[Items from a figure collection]

#####

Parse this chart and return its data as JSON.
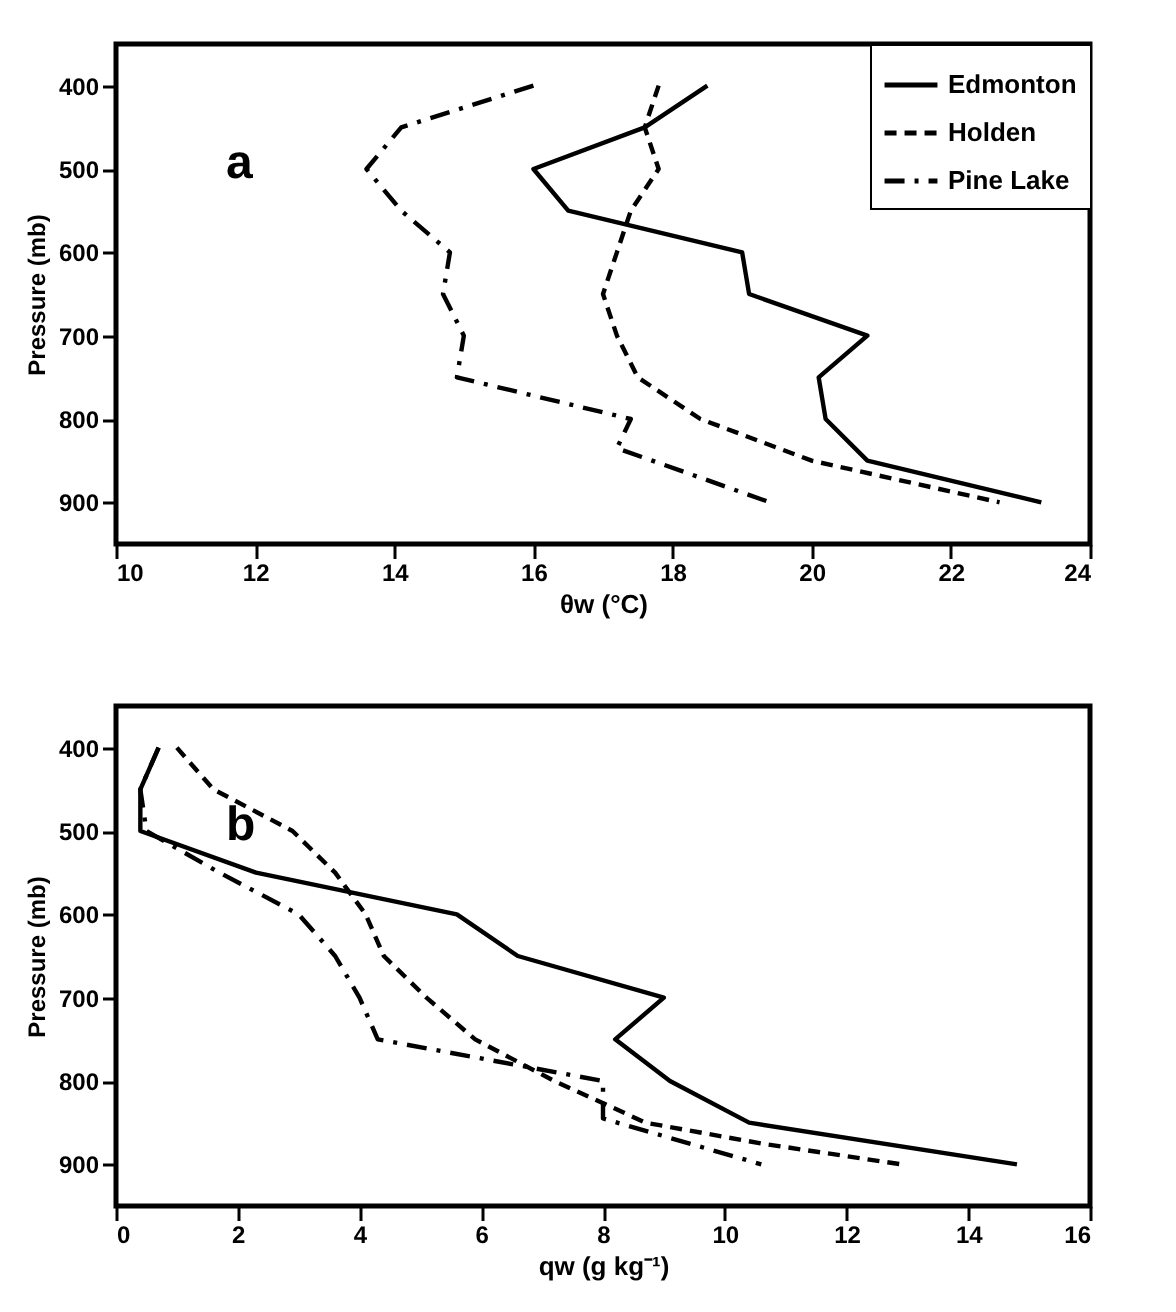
{
  "chart_data": [
    {
      "type": "line",
      "xlabel": "θw (°C)",
      "ylabel": "Pressure (mb)",
      "annotations": [
        "a"
      ],
      "xlim": [
        10,
        24
      ],
      "xticks": [
        10,
        12,
        14,
        16,
        18,
        20,
        22,
        24
      ],
      "ylim": [
        950,
        350
      ],
      "yticks": [
        400,
        500,
        600,
        700,
        800,
        900
      ],
      "grid": false,
      "legend": "top right",
      "series": [
        {
          "name": "Edmonton",
          "color": "#000000",
          "line_style": "solid",
          "x": [
            18.5,
            17.6,
            16.0,
            16.5,
            19.0,
            19.1,
            20.8,
            20.1,
            20.2,
            20.8,
            23.3
          ],
          "values": [
            400,
            450,
            500,
            550,
            600,
            650,
            700,
            750,
            800,
            850,
            900
          ]
        },
        {
          "name": "Holden",
          "color": "#000000",
          "line_style": "dashed",
          "x": [
            17.8,
            17.6,
            17.8,
            17.4,
            17.2,
            17.0,
            17.2,
            17.5,
            18.4,
            20.0,
            22.7
          ],
          "values": [
            400,
            450,
            500,
            550,
            600,
            650,
            700,
            750,
            800,
            850,
            900
          ]
        },
        {
          "name": "Pine Lake",
          "color": "#000000",
          "line_style": "dashdot",
          "x": [
            16.0,
            14.1,
            13.6,
            14.1,
            14.8,
            14.7,
            15.0,
            14.9,
            17.4,
            17.2,
            19.4
          ],
          "values": [
            400,
            450,
            500,
            550,
            600,
            650,
            700,
            750,
            800,
            835,
            900
          ]
        }
      ]
    },
    {
      "type": "line",
      "xlabel": "qw (g kg⁻¹)",
      "ylabel": "Pressure (mb)",
      "annotations": [
        "b"
      ],
      "xlim": [
        0,
        16
      ],
      "xticks": [
        0,
        2,
        4,
        6,
        8,
        10,
        12,
        14,
        16
      ],
      "ylim": [
        950,
        350
      ],
      "yticks": [
        400,
        500,
        600,
        700,
        800,
        900
      ],
      "grid": false,
      "legend": "top right",
      "series": [
        {
          "name": "Edmonton",
          "color": "#000000",
          "line_style": "solid",
          "x": [
            0.7,
            0.4,
            0.4,
            2.3,
            5.6,
            6.6,
            9.0,
            8.2,
            9.1,
            10.4,
            14.8
          ],
          "values": [
            400,
            450,
            500,
            550,
            600,
            650,
            700,
            750,
            800,
            850,
            900
          ]
        },
        {
          "name": "Holden",
          "color": "#000000",
          "line_style": "dashed",
          "x": [
            1.0,
            1.6,
            2.9,
            3.6,
            4.1,
            4.4,
            5.1,
            5.9,
            7.2,
            8.7,
            10.6,
            12.9
          ],
          "values": [
            400,
            450,
            500,
            550,
            600,
            650,
            700,
            750,
            800,
            850,
            875,
            900
          ]
        },
        {
          "name": "Pine Lake",
          "color": "#000000",
          "line_style": "dashdot",
          "x": [
            0.7,
            0.4,
            0.5,
            1.7,
            3.0,
            3.6,
            4.0,
            4.3,
            8.0,
            8.0,
            10.6
          ],
          "values": [
            400,
            450,
            500,
            550,
            600,
            650,
            700,
            750,
            800,
            845,
            900
          ]
        }
      ]
    }
  ]
}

#####

_GIVEN EXERCISE_: Write out the full set of lines verbatim, without the pictures.

_ANSWER FOR THE TASK_:
Parse this chart and return its data as JSON.
{
  "chart_data": [
    {
      "type": "line",
      "xlabel": "θw (°C)",
      "ylabel": "Pressure (mb)",
      "annotations": [
        "a"
      ],
      "xlim": [
        10,
        24
      ],
      "xticks": [
        10,
        12,
        14,
        16,
        18,
        20,
        22,
        24
      ],
      "ylim": [
        950,
        350
      ],
      "yticks": [
        400,
        500,
        600,
        700,
        800,
        900
      ],
      "grid": false,
      "legend": "top right",
      "series": [
        {
          "name": "Edmonton",
          "color": "#000000",
          "line_style": "solid",
          "x": [
            18.5,
            17.6,
            16.0,
            16.5,
            19.0,
            19.1,
            20.8,
            20.1,
            20.2,
            20.8,
            23.3
          ],
          "values": [
            400,
            450,
            500,
            550,
            600,
            650,
            700,
            750,
            800,
            850,
            900
          ]
        },
        {
          "name": "Holden",
          "color": "#000000",
          "line_style": "dashed",
          "x": [
            17.8,
            17.6,
            17.8,
            17.4,
            17.2,
            17.0,
            17.2,
            17.5,
            18.4,
            20.0,
            22.7
          ],
          "values": [
            400,
            450,
            500,
            550,
            600,
            650,
            700,
            750,
            800,
            850,
            900
          ]
        },
        {
          "name": "Pine Lake",
          "color": "#000000",
          "line_style": "dashdot",
          "x": [
            16.0,
            14.1,
            13.6,
            14.1,
            14.8,
            14.7,
            15.0,
            14.9,
            17.4,
            17.2,
            19.4
          ],
          "values": [
            400,
            450,
            500,
            550,
            600,
            650,
            700,
            750,
            800,
            835,
            900
          ]
        }
      ]
    },
    {
      "type": "line",
      "xlabel": "qw (g kg⁻¹)",
      "ylabel": "Pressure (mb)",
      "annotations": [
        "b"
      ],
      "xlim": [
        0,
        16
      ],
      "xticks": [
        0,
        2,
        4,
        6,
        8,
        10,
        12,
        14,
        16
      ],
      "ylim": [
        950,
        350
      ],
      "yticks": [
        400,
        500,
        600,
        700,
        800,
        900
      ],
      "grid": false,
      "legend": "top right",
      "series": [
        {
          "name": "Edmonton",
          "color": "#000000",
          "line_style": "solid",
          "x": [
            0.7,
            0.4,
            0.4,
            2.3,
            5.6,
            6.6,
            9.0,
            8.2,
            9.1,
            10.4,
            14.8
          ],
          "values": [
            400,
            450,
            500,
            550,
            600,
            650,
            700,
            750,
            800,
            850,
            900
          ]
        },
        {
          "name": "Holden",
          "color": "#000000",
          "line_style": "dashed",
          "x": [
            1.0,
            1.6,
            2.9,
            3.6,
            4.1,
            4.4,
            5.1,
            5.9,
            7.2,
            8.7,
            10.6,
            12.9
          ],
          "values": [
            400,
            450,
            500,
            550,
            600,
            650,
            700,
            750,
            800,
            850,
            875,
            900
          ]
        },
        {
          "name": "Pine Lake",
          "color": "#000000",
          "line_style": "dashdot",
          "x": [
            0.7,
            0.4,
            0.5,
            1.7,
            3.0,
            3.6,
            4.0,
            4.3,
            8.0,
            8.0,
            10.6
          ],
          "values": [
            400,
            450,
            500,
            550,
            600,
            650,
            700,
            750,
            800,
            845,
            900
          ]
        }
      ]
    }
  ]
}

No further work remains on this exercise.